** START DATA ENTRIES **

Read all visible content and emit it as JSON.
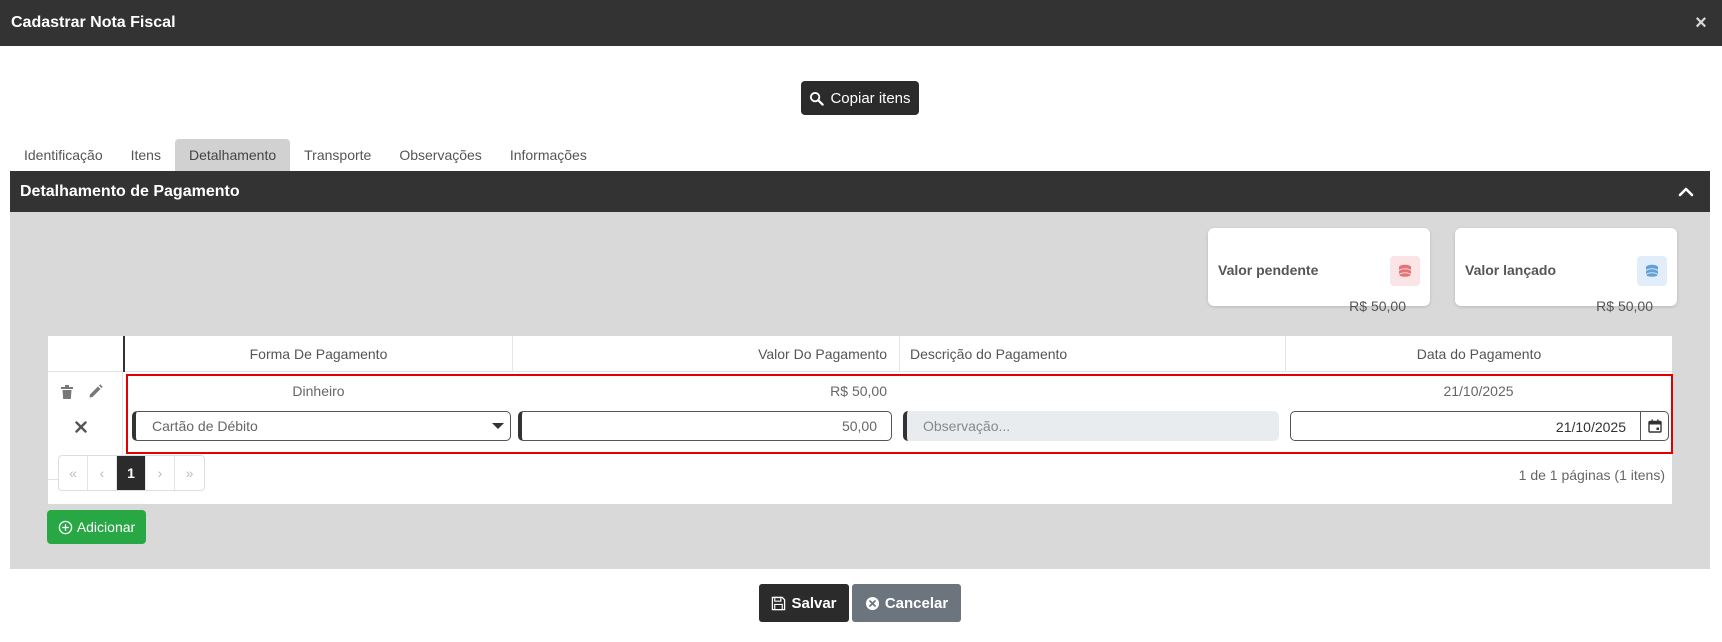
{
  "window": {
    "title": "Cadastrar Nota Fiscal",
    "close_glyph": "×"
  },
  "toolbar": {
    "copy_label": "Copiar itens"
  },
  "tabs": [
    {
      "label": "Identificação"
    },
    {
      "label": "Itens"
    },
    {
      "label": "Detalhamento",
      "active": true
    },
    {
      "label": "Transporte"
    },
    {
      "label": "Observações"
    },
    {
      "label": "Informações"
    }
  ],
  "panel": {
    "title": "Detalhamento de Pagamento"
  },
  "cards": {
    "pending": {
      "label": "Valor pendente",
      "value": "R$ 50,00",
      "icon": "coins-icon",
      "color": "#e57373"
    },
    "posted": {
      "label": "Valor lançado",
      "value": "R$ 50,00",
      "icon": "coins-icon",
      "color": "#64a0d8"
    }
  },
  "table": {
    "columns": [
      "Forma De Pagamento",
      "Valor Do Pagamento",
      "Descrição do Pagamento",
      "Data do Pagamento"
    ],
    "rows": [
      {
        "forma": "Dinheiro",
        "valor": "R$ 50,00",
        "descricao": "",
        "data": "21/10/2025"
      }
    ],
    "edit_row": {
      "forma": "Cartão de Débito",
      "valor": "50,00",
      "descricao_placeholder": "Observação...",
      "data": "21/10/2025"
    }
  },
  "pager": {
    "first": "«",
    "prev": "‹",
    "current": "1",
    "next": "›",
    "last": "»",
    "info": "1 de 1 páginas (1 itens)"
  },
  "actions": {
    "add_label": "Adicionar",
    "save_label": "Salvar",
    "cancel_label": "Cancelar"
  },
  "colors": {
    "dark": "#333333",
    "success": "#28a745",
    "secondary": "#6c757d",
    "highlight": "#e00000"
  }
}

** END DATA ENTRIES **

> _DIRECTION_
In your copy, leave out the pictures and reproduce the material above exactly.

> _EXERCISE OUTPUT_
Read all visible content and emit it as JSON.
{
  "window": {
    "title": "Cadastrar Nota Fiscal",
    "close_glyph": "×"
  },
  "toolbar": {
    "copy_label": "Copiar itens"
  },
  "tabs": [
    {
      "label": "Identificação"
    },
    {
      "label": "Itens"
    },
    {
      "label": "Detalhamento",
      "active": true
    },
    {
      "label": "Transporte"
    },
    {
      "label": "Observações"
    },
    {
      "label": "Informações"
    }
  ],
  "panel": {
    "title": "Detalhamento de Pagamento"
  },
  "cards": {
    "pending": {
      "label": "Valor pendente",
      "value": "R$ 50,00",
      "icon": "coins-icon",
      "color": "#e57373"
    },
    "posted": {
      "label": "Valor lançado",
      "value": "R$ 50,00",
      "icon": "coins-icon",
      "color": "#64a0d8"
    }
  },
  "table": {
    "columns": [
      "Forma De Pagamento",
      "Valor Do Pagamento",
      "Descrição do Pagamento",
      "Data do Pagamento"
    ],
    "rows": [
      {
        "forma": "Dinheiro",
        "valor": "R$ 50,00",
        "descricao": "",
        "data": "21/10/2025"
      }
    ],
    "edit_row": {
      "forma": "Cartão de Débito",
      "valor": "50,00",
      "descricao_placeholder": "Observação...",
      "data": "21/10/2025"
    }
  },
  "pager": {
    "first": "«",
    "prev": "‹",
    "current": "1",
    "next": "›",
    "last": "»",
    "info": "1 de 1 páginas (1 itens)"
  },
  "actions": {
    "add_label": "Adicionar",
    "save_label": "Salvar",
    "cancel_label": "Cancelar"
  },
  "colors": {
    "dark": "#333333",
    "success": "#28a745",
    "secondary": "#6c757d",
    "highlight": "#e00000"
  }
}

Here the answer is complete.